Copy each line exactly.

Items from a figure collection
● ● ● ● ●

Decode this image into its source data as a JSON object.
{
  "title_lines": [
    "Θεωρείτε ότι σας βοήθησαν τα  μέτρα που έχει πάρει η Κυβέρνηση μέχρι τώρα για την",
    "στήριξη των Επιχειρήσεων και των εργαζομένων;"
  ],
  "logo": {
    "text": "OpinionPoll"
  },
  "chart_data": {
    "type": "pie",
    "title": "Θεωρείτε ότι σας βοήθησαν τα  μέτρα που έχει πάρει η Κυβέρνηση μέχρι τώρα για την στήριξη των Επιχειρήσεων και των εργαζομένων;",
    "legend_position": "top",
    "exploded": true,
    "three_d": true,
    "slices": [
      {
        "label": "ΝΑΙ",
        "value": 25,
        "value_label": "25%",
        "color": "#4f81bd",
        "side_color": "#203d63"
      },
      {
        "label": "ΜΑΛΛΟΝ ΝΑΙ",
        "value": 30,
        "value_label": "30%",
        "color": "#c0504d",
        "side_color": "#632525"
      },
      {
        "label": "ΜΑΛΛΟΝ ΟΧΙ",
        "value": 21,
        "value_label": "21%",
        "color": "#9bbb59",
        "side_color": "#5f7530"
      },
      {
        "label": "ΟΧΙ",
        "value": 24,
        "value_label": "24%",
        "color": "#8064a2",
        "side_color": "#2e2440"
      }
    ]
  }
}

● ● ● ● ●

ANSWER FOR THIS EXERCISE »
Decode this image into its source data as a JSON object.
{
  "title_lines": [
    "Θεωρείτε ότι σας βοήθησαν τα  μέτρα που έχει πάρει η Κυβέρνηση μέχρι τώρα για την",
    "στήριξη των Επιχειρήσεων και των εργαζομένων;"
  ],
  "logo": {
    "text": "OpinionPoll"
  },
  "chart_data": {
    "type": "pie",
    "title": "Θεωρείτε ότι σας βοήθησαν τα  μέτρα που έχει πάρει η Κυβέρνηση μέχρι τώρα για την στήριξη των Επιχειρήσεων και των εργαζομένων;",
    "legend_position": "top",
    "exploded": true,
    "three_d": true,
    "slices": [
      {
        "label": "ΝΑΙ",
        "value": 25,
        "value_label": "25%",
        "color": "#4f81bd",
        "side_color": "#203d63"
      },
      {
        "label": "ΜΑΛΛΟΝ ΝΑΙ",
        "value": 30,
        "value_label": "30%",
        "color": "#c0504d",
        "side_color": "#632525"
      },
      {
        "label": "ΜΑΛΛΟΝ ΟΧΙ",
        "value": 21,
        "value_label": "21%",
        "color": "#9bbb59",
        "side_color": "#5f7530"
      },
      {
        "label": "ΟΧΙ",
        "value": 24,
        "value_label": "24%",
        "color": "#8064a2",
        "side_color": "#2e2440"
      }
    ]
  }
}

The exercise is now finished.